- **Directive**
Tally the lines that contain the string "label" and state that total without comment.

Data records
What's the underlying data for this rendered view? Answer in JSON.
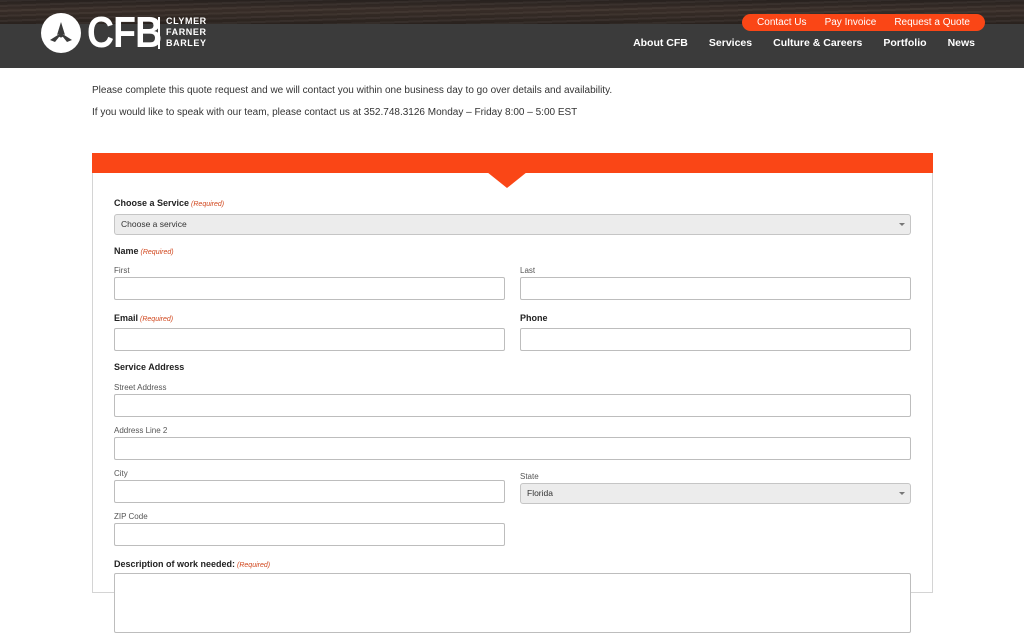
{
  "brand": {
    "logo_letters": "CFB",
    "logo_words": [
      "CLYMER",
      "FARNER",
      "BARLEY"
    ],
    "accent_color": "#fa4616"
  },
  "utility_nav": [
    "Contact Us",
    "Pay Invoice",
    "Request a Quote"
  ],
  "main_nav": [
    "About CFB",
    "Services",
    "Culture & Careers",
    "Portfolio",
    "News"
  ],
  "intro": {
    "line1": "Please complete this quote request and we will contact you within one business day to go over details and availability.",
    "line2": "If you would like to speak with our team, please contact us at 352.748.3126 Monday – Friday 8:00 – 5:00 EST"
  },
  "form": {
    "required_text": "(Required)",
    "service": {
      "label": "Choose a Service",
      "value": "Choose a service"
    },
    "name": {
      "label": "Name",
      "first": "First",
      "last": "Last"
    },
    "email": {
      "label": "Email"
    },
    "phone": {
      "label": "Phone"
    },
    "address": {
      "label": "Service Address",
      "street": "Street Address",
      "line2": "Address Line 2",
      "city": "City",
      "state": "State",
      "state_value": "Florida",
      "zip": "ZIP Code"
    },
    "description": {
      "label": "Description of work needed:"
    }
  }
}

- **Correct response**
6